---- Dataset entries

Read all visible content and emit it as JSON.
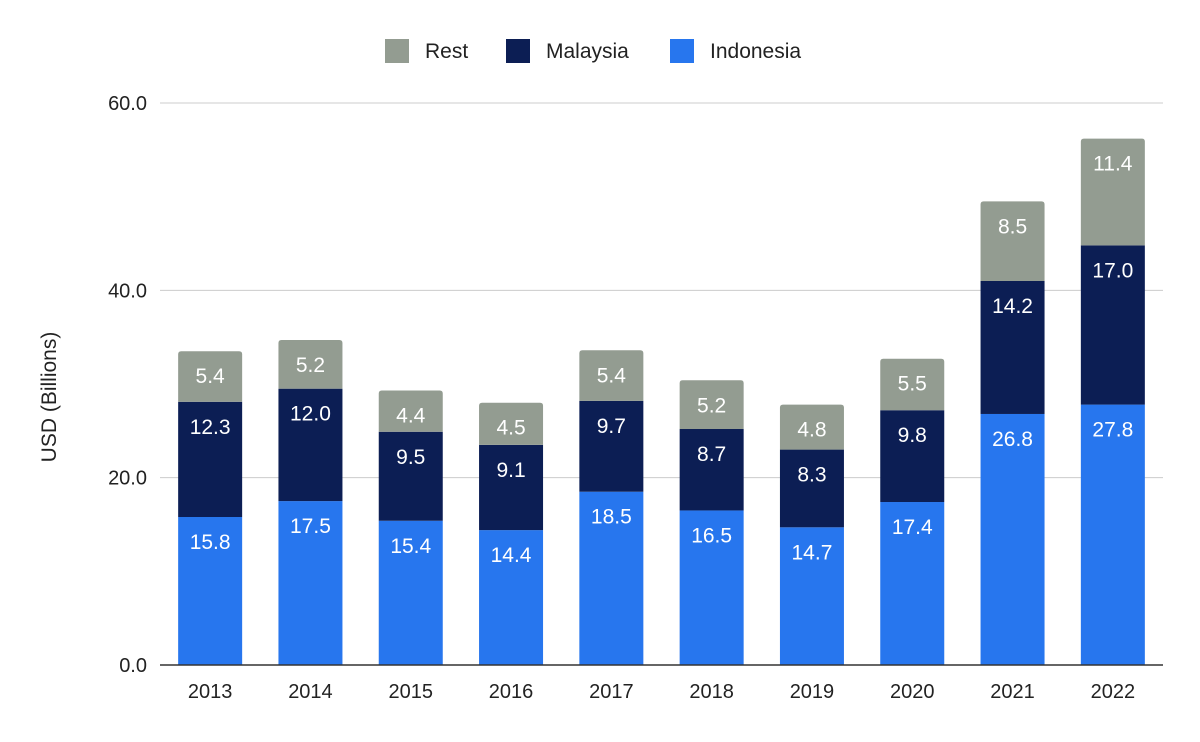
{
  "chart_data": {
    "type": "bar",
    "stacked": true,
    "title": "",
    "xlabel": "",
    "ylabel": "USD (Billions)",
    "ylim": [
      0,
      60
    ],
    "yticks": [
      "0.0",
      "20.0",
      "40.0",
      "60.0"
    ],
    "yticks_values": [
      0,
      20,
      40,
      60
    ],
    "grid": true,
    "legend_position": "top-center",
    "categories": [
      "2013",
      "2014",
      "2015",
      "2016",
      "2017",
      "2018",
      "2019",
      "2020",
      "2021",
      "2022"
    ],
    "series": [
      {
        "name": "Indonesia",
        "color": "#2776ee",
        "label_color": "#ffffff",
        "values": [
          15.8,
          17.5,
          15.4,
          14.4,
          18.5,
          16.5,
          14.7,
          17.4,
          26.8,
          27.8
        ],
        "labels": [
          "15.8",
          "17.5",
          "15.4",
          "14.4",
          "18.5",
          "16.5",
          "14.7",
          "17.4",
          "26.8",
          "27.8"
        ]
      },
      {
        "name": "Malaysia",
        "color": "#0c1e54",
        "label_color": "#ffffff",
        "values": [
          12.3,
          12.0,
          9.5,
          9.1,
          9.7,
          8.7,
          8.3,
          9.8,
          14.2,
          17.0
        ],
        "labels": [
          "12.3",
          "12.0",
          "9.5",
          "9.1",
          "9.7",
          "8.7",
          "8.3",
          "9.8",
          "14.2",
          "17.0"
        ]
      },
      {
        "name": "Rest",
        "color": "#939c91",
        "label_color": "#ffffff",
        "values": [
          5.4,
          5.2,
          4.4,
          4.5,
          5.4,
          5.2,
          4.8,
          5.5,
          8.5,
          11.4
        ],
        "labels": [
          "5.4",
          "5.2",
          "4.4",
          "4.5",
          "5.4",
          "5.2",
          "4.8",
          "5.5",
          "8.5",
          "11.4"
        ]
      }
    ],
    "legend_order": [
      "Rest",
      "Malaysia",
      "Indonesia"
    ]
  }
}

--------

● What the task requires
Replicate the material above verbatim; images stay out of the copy.

● Exercise result
Read all visible content and emit it as JSON.
{
  "chart_data": {
    "type": "bar",
    "stacked": true,
    "title": "",
    "xlabel": "",
    "ylabel": "USD (Billions)",
    "ylim": [
      0,
      60
    ],
    "yticks": [
      "0.0",
      "20.0",
      "40.0",
      "60.0"
    ],
    "yticks_values": [
      0,
      20,
      40,
      60
    ],
    "grid": true,
    "legend_position": "top-center",
    "categories": [
      "2013",
      "2014",
      "2015",
      "2016",
      "2017",
      "2018",
      "2019",
      "2020",
      "2021",
      "2022"
    ],
    "series": [
      {
        "name": "Indonesia",
        "color": "#2776ee",
        "label_color": "#ffffff",
        "values": [
          15.8,
          17.5,
          15.4,
          14.4,
          18.5,
          16.5,
          14.7,
          17.4,
          26.8,
          27.8
        ],
        "labels": [
          "15.8",
          "17.5",
          "15.4",
          "14.4",
          "18.5",
          "16.5",
          "14.7",
          "17.4",
          "26.8",
          "27.8"
        ]
      },
      {
        "name": "Malaysia",
        "color": "#0c1e54",
        "label_color": "#ffffff",
        "values": [
          12.3,
          12.0,
          9.5,
          9.1,
          9.7,
          8.7,
          8.3,
          9.8,
          14.2,
          17.0
        ],
        "labels": [
          "12.3",
          "12.0",
          "9.5",
          "9.1",
          "9.7",
          "8.7",
          "8.3",
          "9.8",
          "14.2",
          "17.0"
        ]
      },
      {
        "name": "Rest",
        "color": "#939c91",
        "label_color": "#ffffff",
        "values": [
          5.4,
          5.2,
          4.4,
          4.5,
          5.4,
          5.2,
          4.8,
          5.5,
          8.5,
          11.4
        ],
        "labels": [
          "5.4",
          "5.2",
          "4.4",
          "4.5",
          "5.4",
          "5.2",
          "4.8",
          "5.5",
          "8.5",
          "11.4"
        ]
      }
    ],
    "legend_order": [
      "Rest",
      "Malaysia",
      "Indonesia"
    ]
  }
}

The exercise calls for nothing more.